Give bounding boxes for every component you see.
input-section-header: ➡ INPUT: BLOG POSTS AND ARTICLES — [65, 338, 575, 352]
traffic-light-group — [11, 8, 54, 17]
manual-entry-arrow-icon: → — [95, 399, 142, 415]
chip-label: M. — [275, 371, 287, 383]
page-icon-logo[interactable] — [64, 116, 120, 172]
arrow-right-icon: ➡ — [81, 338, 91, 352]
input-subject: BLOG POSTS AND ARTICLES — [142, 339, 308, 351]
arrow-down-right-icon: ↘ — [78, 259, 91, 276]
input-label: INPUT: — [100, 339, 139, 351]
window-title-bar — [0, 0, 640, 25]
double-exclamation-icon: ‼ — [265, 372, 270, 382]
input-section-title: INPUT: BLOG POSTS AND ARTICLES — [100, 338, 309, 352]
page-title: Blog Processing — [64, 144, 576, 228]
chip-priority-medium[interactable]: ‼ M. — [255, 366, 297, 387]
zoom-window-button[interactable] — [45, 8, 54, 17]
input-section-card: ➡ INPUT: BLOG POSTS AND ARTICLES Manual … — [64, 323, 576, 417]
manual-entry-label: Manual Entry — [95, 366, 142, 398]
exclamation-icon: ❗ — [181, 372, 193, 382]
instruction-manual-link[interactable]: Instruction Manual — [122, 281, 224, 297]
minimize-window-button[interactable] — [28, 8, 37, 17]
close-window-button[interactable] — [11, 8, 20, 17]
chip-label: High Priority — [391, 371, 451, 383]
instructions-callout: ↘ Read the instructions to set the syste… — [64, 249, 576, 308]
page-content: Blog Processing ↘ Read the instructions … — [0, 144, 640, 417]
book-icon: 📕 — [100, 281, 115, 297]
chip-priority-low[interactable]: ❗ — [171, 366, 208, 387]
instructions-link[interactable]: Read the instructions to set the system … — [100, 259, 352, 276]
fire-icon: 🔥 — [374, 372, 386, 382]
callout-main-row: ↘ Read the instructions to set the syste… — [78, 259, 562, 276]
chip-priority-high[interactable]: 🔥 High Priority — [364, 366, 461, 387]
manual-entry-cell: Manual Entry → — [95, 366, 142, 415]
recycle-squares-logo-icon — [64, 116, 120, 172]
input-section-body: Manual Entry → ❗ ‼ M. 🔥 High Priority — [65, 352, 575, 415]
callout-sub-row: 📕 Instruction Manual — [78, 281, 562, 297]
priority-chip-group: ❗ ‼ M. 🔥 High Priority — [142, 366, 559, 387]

◆ ◆ ◆ ◆ ◆ ◆ ◆

» What to work on
Retype every line of the items above with no changes.

» Correct output
Give bounding boxes for every component you see.
input-section-header: ➡ INPUT: BLOG POSTS AND ARTICLES — [65, 338, 575, 352]
traffic-light-group — [11, 8, 54, 17]
manual-entry-arrow-icon: → — [95, 399, 142, 415]
chip-label: M. — [275, 371, 287, 383]
page-icon-logo[interactable] — [64, 116, 120, 172]
arrow-right-icon: ➡ — [81, 338, 91, 352]
input-subject: BLOG POSTS AND ARTICLES — [142, 339, 308, 351]
arrow-down-right-icon: ↘ — [78, 259, 91, 276]
input-label: INPUT: — [100, 339, 139, 351]
window-title-bar — [0, 0, 640, 25]
double-exclamation-icon: ‼ — [265, 372, 270, 382]
input-section-title: INPUT: BLOG POSTS AND ARTICLES — [100, 338, 309, 352]
page-title: Blog Processing — [64, 144, 576, 228]
chip-priority-medium[interactable]: ‼ M. — [255, 366, 297, 387]
zoom-window-button[interactable] — [45, 8, 54, 17]
input-section-card: ➡ INPUT: BLOG POSTS AND ARTICLES Manual … — [64, 323, 576, 417]
manual-entry-label: Manual Entry — [95, 366, 142, 398]
exclamation-icon: ❗ — [181, 372, 193, 382]
instruction-manual-link[interactable]: Instruction Manual — [122, 281, 224, 297]
minimize-window-button[interactable] — [28, 8, 37, 17]
close-window-button[interactable] — [11, 8, 20, 17]
chip-label: High Priority — [391, 371, 451, 383]
instructions-callout: ↘ Read the instructions to set the syste… — [64, 249, 576, 308]
page-content: Blog Processing ↘ Read the instructions … — [0, 144, 640, 417]
book-icon: 📕 — [100, 281, 115, 297]
chip-priority-low[interactable]: ❗ — [171, 366, 208, 387]
instructions-link[interactable]: Read the instructions to set the system … — [100, 259, 352, 276]
fire-icon: 🔥 — [374, 372, 386, 382]
callout-main-row: ↘ Read the instructions to set the syste… — [78, 259, 562, 276]
chip-priority-high[interactable]: 🔥 High Priority — [364, 366, 461, 387]
manual-entry-cell: Manual Entry → — [95, 366, 142, 415]
recycle-squares-logo-icon — [64, 116, 120, 172]
input-section-body: Manual Entry → ❗ ‼ M. 🔥 High Priority — [65, 352, 575, 415]
callout-sub-row: 📕 Instruction Manual — [78, 281, 562, 297]
priority-chip-group: ❗ ‼ M. 🔥 High Priority — [142, 366, 559, 387]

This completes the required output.